Stated exercise 1: In the records, copy out word for word the lines from the line with "back-button[interactable]: Regions —" up to and including the line with "tab-label: Account — [377, 841, 425, 856]".

Extract provided:
# Minneapolis, MN



## mbesp

I'm not a girl but I thought i just say hi to another MNer, I'm over in st paul. Normally ride down at afton. Where have you been riding?


----------



## Guest

Last year was my first year on the board.
But I skatedboarded and surfed,
so it wasn't all that hard to get going.
Moved from Houston about a year and a half ago.
Just getting into snowboarding.


----------



## mbesp

Thats cool, I dont think there are many MN people on this site. I havn't been here very long but I only remember seeing one other dude.


----------



## Guest

Crap.
Why is it so hard to find other girls to ride with.
Because I'm new in town, I don't have many friends.
All my co-workers are married and have kids.
It's not easy to find friends who have common interests...


----------



## mbesp

Haha yeah whenever I go out it seems like all the girls on the hill are like 12. I know a couple girls that ride, my gf, and two girls from work. One of which just moved to New Zealand and the other who i guess wasn't as good as i thought and hurt her knee trying to learn to ride the other day.


----------



## Guest

I've only gone out 9 times last year.

Stated exercise 2: From the forum thread about riding in Minneapolis, give the passage from "Because I'm new" up to and including "have common interests..." again, swapping "co-workers" for "neighbors".

Rows:
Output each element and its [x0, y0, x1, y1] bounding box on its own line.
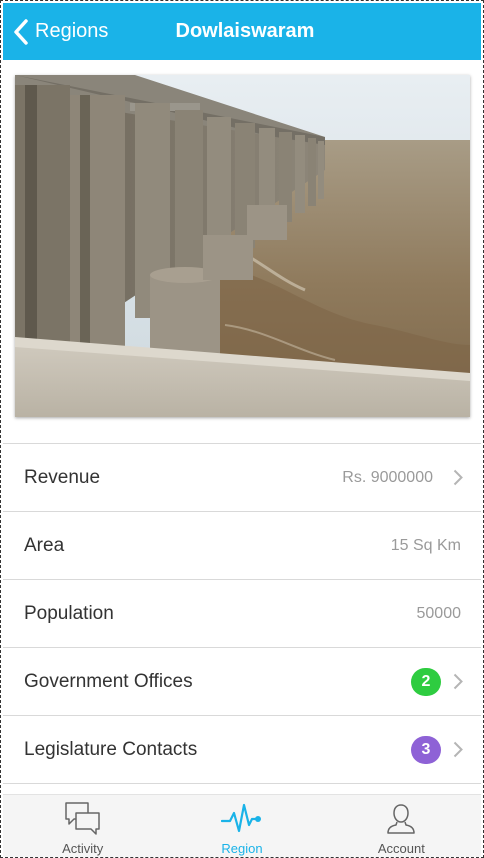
back-button[interactable]: Regions — [13, 3, 108, 60]
row-area: Area 15 Sq Km — [3, 511, 481, 579]
count-badge: 3 — [411, 736, 441, 764]
tab-label: Activity — [62, 841, 104, 856]
count-badge: 2 — [411, 668, 441, 696]
row-value: Rs. 9000000 — [342, 469, 433, 486]
row-revenue[interactable]: Revenue Rs. 9000000 — [3, 443, 481, 511]
tab-label: Account — [377, 841, 425, 856]
row-label: Government Offices — [24, 671, 193, 692]
person-icon — [386, 801, 416, 837]
tab-bar: Activity Region Account — [3, 794, 481, 857]
tab-account[interactable]: Account — [322, 795, 481, 857]
page-title: Dowlaiswaram — [175, 20, 315, 42]
pulse-icon — [220, 801, 263, 837]
tab-region[interactable]: Region — [162, 795, 321, 857]
chevron-right-icon — [453, 673, 463, 695]
region-photo — [15, 75, 470, 417]
row-value: 15 Sq Km — [390, 537, 461, 554]
region-details-list: Revenue Rs. 9000000 Area 15 Sq Km Popula… — [3, 443, 481, 784]
chevron-right-icon — [453, 741, 463, 763]
row-population: Population 50000 — [3, 579, 481, 647]
navigation-bar: Dowlaiswaram Regions — [3, 3, 481, 60]
back-label: Regions — [35, 20, 109, 42]
row-value: 50000 — [416, 605, 462, 622]
chevron-left-icon — [13, 18, 29, 45]
chevron-right-icon — [453, 469, 463, 491]
chat-bubbles-icon — [64, 801, 102, 837]
app-frame: Dowlaiswaram Regions Revenue Rs. 9000000… — [0, 0, 484, 858]
row-government-offices[interactable]: Government Offices 2 — [3, 647, 481, 715]
row-label: Legislature Contacts — [24, 739, 198, 760]
tab-activity[interactable]: Activity — [3, 795, 162, 857]
row-legislature-contacts[interactable]: Legislature Contacts 3 — [3, 715, 481, 784]
row-label: Population — [24, 603, 114, 624]
row-label: Revenue — [24, 467, 101, 488]
row-label: Area — [24, 535, 65, 556]
tab-label: Region — [221, 841, 263, 856]
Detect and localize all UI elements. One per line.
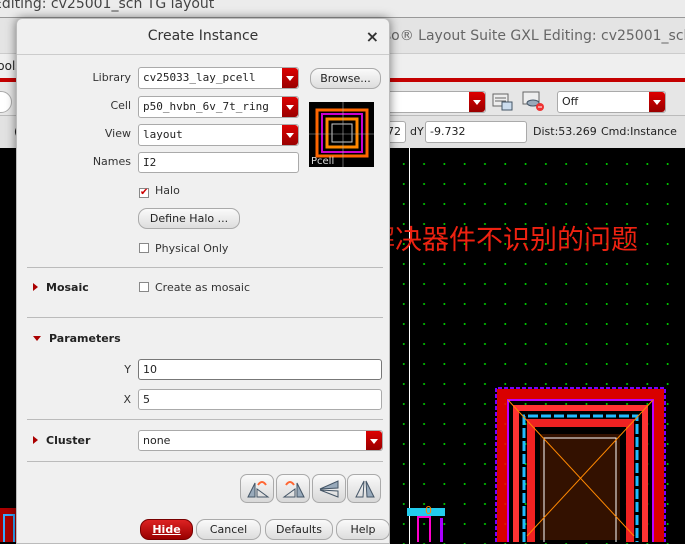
cancel-button[interactable]: Cancel [196,519,261,540]
checkmark-icon: ✔ [139,187,149,198]
mirror-x-icon [319,480,339,498]
param-y-label: Y [124,363,131,376]
view-label: View [104,127,131,140]
mirror-y-icon [355,480,375,498]
cell-select[interactable]: p50_hvbn_6v_7t_ring [138,96,299,118]
divider [27,461,383,462]
chevron-down-icon [282,125,298,145]
toolbar-select[interactable] [380,91,486,113]
divider [27,419,383,420]
chevron-down-icon [366,431,382,450]
param-y-input[interactable]: 10 [138,359,382,380]
create-mosaic-checkbox[interactable]: Create as mosaic [139,281,250,294]
create-mosaic-label: Create as mosaic [155,281,251,294]
rotate-right-button[interactable] [276,474,310,503]
dialog-title: Create Instance [17,19,389,55]
param-x-label: X [123,393,131,406]
divider [27,267,383,268]
cell-preview: Pcell [309,102,374,167]
defaults-button[interactable]: Defaults [265,519,333,540]
create-instance-dialog: Create Instance × Library cv25033_lay_pc… [16,18,390,544]
dy-label: dY [410,125,424,138]
rotate-right-icon [282,481,305,498]
halo-checkbox[interactable]: ✔ Halo [139,184,180,198]
browse-button[interactable]: Browse... [310,68,381,89]
canvas-axis-line [409,148,410,544]
ring-layout-instance [495,387,666,542]
hide-button[interactable]: Hide [140,519,193,540]
rotate-left-icon [247,481,270,498]
cluster-select[interactable]: none [138,430,383,451]
command-readout: Cmd:Instance [601,125,677,138]
halo-label: Halo [155,184,180,197]
help-button[interactable]: Help [336,519,390,540]
cell-label: Cell [110,99,131,112]
svg-text:0: 0 [425,504,432,517]
chevron-down-icon [282,97,298,117]
dy-field[interactable]: -9.732 [425,121,527,143]
mosaic-section-toggle[interactable]: Mosaic [33,281,89,294]
names-input[interactable]: I2 [138,152,299,173]
param-x-input[interactable]: 5 [138,389,382,410]
mirror-y-button[interactable] [347,474,381,503]
library-label: Library [92,71,131,84]
parameters-section-toggle[interactable]: Parameters [33,332,121,345]
small-device-instance: 0 [407,504,445,542]
snap-mode-select[interactable]: Off [557,91,666,113]
names-label: Names [92,155,131,168]
outer-window-title: Editing: cv25001_sch TG layout [0,0,685,18]
physical-only-checkbox[interactable]: Physical Only [139,242,228,255]
toolbar-left-button[interactable] [0,91,12,113]
pcell-label: Pcell [311,156,335,167]
view-select[interactable]: layout [138,124,299,146]
chevron-down-icon [469,92,485,112]
mirror-x-button[interactable] [312,474,346,503]
window-icon[interactable] [492,92,514,112]
chevron-down-icon [649,92,665,112]
physical-only-label: Physical Only [155,242,229,255]
rotate-left-button[interactable] [240,474,274,503]
library-select[interactable]: cv25033_lay_pcell [138,67,299,89]
cluster-section-toggle[interactable]: Cluster [33,434,90,447]
chevron-down-icon [282,68,298,88]
close-icon[interactable]: × [366,27,379,46]
visibility-icon[interactable] [522,90,546,112]
define-halo-button[interactable]: Define Halo ... [138,208,240,229]
distance-readout: Dist:53.269 [533,125,597,138]
divider [27,317,383,318]
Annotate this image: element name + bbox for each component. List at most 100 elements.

Output 1:
back-button[interactable]: Regions — [13, 3, 108, 60]
row-area: Area 15 Sq Km — [3, 511, 481, 579]
count-badge: 3 — [411, 736, 441, 764]
tab-label: Activity — [62, 841, 104, 856]
count-badge: 2 — [411, 668, 441, 696]
row-value: Rs. 9000000 — [342, 469, 433, 486]
row-revenue[interactable]: Revenue Rs. 9000000 — [3, 443, 481, 511]
tab-label: Account — [377, 841, 425, 856]

Output 2:
Because I'm new in town, I don't have many friends.
All my neighbors are married and have kids.
It's not easy to find friends who have common interests...